begin RECORD SET

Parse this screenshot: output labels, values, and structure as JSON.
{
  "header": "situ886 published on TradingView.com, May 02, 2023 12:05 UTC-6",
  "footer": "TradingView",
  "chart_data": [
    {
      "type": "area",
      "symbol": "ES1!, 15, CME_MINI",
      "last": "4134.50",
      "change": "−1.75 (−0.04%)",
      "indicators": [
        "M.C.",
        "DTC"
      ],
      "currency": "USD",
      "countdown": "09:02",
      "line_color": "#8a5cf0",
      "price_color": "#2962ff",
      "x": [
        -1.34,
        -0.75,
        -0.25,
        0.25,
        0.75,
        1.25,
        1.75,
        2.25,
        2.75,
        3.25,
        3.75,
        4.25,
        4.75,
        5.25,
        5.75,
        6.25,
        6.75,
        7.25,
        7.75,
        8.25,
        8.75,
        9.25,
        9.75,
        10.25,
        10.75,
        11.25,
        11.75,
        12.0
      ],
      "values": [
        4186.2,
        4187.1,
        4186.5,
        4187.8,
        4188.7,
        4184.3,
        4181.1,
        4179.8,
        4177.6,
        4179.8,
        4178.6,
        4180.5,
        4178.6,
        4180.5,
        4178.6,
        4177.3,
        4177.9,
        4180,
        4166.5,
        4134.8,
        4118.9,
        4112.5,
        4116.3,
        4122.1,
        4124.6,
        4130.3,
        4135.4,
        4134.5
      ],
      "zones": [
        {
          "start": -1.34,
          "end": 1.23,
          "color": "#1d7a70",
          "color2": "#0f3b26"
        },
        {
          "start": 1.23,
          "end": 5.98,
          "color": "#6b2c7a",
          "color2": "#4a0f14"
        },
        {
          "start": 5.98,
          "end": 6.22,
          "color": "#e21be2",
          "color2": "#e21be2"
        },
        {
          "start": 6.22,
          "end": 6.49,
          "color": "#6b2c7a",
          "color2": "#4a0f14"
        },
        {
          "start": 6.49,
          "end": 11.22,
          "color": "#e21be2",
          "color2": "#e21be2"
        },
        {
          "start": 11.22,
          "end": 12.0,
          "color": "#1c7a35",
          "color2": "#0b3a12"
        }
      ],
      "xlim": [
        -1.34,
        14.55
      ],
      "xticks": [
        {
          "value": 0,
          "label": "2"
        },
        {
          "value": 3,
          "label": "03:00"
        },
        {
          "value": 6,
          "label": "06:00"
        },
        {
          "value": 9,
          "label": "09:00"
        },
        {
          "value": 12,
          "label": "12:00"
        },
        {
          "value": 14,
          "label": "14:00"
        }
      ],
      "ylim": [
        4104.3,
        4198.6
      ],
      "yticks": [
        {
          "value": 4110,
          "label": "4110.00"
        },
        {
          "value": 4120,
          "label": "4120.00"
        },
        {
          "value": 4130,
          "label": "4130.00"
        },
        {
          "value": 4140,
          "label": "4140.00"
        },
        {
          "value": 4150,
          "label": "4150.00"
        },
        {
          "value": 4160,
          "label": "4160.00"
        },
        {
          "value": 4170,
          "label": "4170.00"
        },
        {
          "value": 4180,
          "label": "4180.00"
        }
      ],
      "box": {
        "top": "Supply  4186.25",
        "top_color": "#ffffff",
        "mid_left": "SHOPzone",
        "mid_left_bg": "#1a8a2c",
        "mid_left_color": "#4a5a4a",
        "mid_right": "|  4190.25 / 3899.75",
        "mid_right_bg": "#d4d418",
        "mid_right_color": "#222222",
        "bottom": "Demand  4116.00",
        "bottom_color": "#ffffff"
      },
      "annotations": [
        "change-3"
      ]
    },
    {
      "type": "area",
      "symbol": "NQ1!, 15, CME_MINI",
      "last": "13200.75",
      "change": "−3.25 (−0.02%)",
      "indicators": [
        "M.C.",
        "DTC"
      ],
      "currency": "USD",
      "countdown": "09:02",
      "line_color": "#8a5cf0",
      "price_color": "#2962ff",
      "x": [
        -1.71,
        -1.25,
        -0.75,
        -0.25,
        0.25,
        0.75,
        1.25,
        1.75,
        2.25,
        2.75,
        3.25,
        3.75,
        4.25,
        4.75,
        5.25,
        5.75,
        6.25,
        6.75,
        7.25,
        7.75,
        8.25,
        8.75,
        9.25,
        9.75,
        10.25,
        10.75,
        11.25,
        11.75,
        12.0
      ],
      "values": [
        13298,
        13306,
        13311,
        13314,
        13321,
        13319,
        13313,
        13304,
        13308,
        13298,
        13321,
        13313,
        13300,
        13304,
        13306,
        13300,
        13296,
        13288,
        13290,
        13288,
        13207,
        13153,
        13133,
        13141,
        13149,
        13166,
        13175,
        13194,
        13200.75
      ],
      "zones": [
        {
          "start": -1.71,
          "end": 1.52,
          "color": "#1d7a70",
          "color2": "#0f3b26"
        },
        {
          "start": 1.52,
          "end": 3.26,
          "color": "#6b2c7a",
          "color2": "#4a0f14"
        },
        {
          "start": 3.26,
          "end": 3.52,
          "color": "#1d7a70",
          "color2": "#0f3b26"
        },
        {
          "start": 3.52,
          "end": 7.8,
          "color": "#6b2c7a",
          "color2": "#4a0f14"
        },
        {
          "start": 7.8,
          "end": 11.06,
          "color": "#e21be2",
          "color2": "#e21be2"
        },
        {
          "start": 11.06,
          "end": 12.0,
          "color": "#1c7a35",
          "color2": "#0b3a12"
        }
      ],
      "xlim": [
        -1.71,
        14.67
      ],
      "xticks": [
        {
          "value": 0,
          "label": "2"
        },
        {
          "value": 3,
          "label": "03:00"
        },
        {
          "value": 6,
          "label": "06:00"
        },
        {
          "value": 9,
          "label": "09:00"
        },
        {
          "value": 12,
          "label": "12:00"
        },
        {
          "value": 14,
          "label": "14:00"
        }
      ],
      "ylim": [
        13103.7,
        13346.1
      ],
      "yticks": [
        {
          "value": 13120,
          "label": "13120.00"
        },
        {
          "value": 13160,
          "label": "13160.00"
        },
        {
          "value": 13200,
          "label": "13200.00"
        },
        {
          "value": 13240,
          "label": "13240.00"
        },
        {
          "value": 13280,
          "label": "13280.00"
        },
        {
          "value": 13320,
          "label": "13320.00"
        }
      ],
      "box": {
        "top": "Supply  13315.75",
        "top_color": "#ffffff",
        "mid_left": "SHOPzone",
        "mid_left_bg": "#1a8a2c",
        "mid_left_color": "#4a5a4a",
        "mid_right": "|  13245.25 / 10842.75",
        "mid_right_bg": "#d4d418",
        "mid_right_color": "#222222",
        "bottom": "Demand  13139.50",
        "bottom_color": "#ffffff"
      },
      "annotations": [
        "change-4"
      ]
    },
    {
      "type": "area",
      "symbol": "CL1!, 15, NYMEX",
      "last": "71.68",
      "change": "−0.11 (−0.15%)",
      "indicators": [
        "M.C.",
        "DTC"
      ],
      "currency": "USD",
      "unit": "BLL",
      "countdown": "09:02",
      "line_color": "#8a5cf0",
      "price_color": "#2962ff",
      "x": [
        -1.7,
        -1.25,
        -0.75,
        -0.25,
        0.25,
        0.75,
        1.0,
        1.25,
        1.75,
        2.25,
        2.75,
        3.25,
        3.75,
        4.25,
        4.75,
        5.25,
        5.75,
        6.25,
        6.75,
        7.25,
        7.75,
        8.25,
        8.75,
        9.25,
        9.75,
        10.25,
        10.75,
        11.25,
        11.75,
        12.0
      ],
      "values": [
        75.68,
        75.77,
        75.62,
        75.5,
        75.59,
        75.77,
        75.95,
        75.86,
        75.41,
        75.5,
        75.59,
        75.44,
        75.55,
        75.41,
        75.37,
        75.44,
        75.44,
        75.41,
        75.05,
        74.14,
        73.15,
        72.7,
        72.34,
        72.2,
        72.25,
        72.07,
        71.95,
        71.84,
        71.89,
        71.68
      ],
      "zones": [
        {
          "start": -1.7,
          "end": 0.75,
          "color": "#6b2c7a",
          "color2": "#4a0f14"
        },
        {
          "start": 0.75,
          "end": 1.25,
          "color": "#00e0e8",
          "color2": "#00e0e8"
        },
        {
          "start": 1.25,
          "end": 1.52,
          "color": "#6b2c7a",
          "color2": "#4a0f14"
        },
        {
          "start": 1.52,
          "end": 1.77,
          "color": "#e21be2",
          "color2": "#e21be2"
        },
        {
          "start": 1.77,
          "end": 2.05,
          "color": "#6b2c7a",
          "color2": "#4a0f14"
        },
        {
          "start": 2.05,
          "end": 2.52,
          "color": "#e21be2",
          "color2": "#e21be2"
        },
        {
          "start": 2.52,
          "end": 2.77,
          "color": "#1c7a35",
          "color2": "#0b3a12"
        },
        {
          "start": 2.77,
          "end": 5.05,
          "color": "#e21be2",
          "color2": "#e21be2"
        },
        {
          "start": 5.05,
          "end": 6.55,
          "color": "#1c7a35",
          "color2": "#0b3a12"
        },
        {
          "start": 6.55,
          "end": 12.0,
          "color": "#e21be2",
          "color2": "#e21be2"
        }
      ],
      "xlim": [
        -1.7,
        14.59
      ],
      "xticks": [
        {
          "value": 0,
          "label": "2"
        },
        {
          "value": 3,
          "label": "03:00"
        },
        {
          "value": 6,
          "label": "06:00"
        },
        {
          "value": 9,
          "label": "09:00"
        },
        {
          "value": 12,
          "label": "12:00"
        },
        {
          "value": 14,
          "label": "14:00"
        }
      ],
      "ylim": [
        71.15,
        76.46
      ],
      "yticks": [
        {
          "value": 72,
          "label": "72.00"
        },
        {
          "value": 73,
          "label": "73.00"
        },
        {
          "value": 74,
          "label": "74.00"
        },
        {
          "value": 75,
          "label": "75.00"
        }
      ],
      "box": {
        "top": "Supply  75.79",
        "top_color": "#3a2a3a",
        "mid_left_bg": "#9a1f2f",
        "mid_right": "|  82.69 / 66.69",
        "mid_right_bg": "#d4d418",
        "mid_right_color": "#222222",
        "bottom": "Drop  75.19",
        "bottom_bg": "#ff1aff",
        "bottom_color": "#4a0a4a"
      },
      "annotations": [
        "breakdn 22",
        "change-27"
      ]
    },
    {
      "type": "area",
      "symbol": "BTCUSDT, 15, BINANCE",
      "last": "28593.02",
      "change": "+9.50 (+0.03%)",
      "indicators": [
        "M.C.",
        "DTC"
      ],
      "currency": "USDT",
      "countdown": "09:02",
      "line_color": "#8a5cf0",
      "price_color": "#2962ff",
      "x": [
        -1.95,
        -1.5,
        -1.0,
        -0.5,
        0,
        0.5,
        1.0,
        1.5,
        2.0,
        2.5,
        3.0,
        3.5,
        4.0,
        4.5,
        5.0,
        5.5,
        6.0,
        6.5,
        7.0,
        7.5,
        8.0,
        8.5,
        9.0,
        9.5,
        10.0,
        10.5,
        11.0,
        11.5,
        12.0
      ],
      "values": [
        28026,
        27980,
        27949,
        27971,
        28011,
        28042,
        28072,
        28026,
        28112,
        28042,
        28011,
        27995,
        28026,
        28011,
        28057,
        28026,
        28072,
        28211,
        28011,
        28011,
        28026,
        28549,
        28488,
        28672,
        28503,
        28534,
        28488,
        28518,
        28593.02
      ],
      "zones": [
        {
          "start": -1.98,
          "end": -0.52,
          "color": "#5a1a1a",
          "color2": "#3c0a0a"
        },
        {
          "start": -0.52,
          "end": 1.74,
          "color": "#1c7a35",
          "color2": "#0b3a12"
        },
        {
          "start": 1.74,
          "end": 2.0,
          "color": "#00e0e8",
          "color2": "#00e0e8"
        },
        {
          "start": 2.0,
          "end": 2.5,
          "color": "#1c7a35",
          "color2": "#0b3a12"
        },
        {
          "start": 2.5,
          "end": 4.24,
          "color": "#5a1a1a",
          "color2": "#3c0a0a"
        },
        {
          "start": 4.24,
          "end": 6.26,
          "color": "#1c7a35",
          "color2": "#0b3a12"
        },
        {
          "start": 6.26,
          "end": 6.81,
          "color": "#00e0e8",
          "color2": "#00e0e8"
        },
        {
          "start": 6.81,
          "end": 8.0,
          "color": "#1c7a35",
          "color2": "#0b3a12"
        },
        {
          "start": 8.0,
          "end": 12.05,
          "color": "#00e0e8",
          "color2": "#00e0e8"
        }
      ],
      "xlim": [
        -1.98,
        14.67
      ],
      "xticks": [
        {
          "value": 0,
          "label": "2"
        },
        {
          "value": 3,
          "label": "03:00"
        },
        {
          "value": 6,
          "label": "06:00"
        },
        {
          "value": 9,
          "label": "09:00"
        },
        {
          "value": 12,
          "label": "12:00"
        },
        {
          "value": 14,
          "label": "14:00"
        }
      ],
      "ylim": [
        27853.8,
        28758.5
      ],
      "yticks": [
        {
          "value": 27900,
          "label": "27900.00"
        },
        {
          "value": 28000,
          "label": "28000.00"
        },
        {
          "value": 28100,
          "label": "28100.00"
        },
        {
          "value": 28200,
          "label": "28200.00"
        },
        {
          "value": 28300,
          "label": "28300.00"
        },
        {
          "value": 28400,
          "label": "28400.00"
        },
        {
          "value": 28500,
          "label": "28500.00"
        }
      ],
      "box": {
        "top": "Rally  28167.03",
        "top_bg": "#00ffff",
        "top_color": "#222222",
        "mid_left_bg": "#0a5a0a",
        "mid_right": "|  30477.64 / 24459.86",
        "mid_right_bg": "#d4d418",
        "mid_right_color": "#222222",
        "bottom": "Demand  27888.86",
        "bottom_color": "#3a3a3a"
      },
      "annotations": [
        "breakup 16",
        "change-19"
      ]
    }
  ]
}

end RECORD SET

Look through the records and gather every line containing "Demand".

        "bottom": "Demand  4116.00",
        "bottom": "Demand  13139.50",
        "bottom": "Demand  27888.86",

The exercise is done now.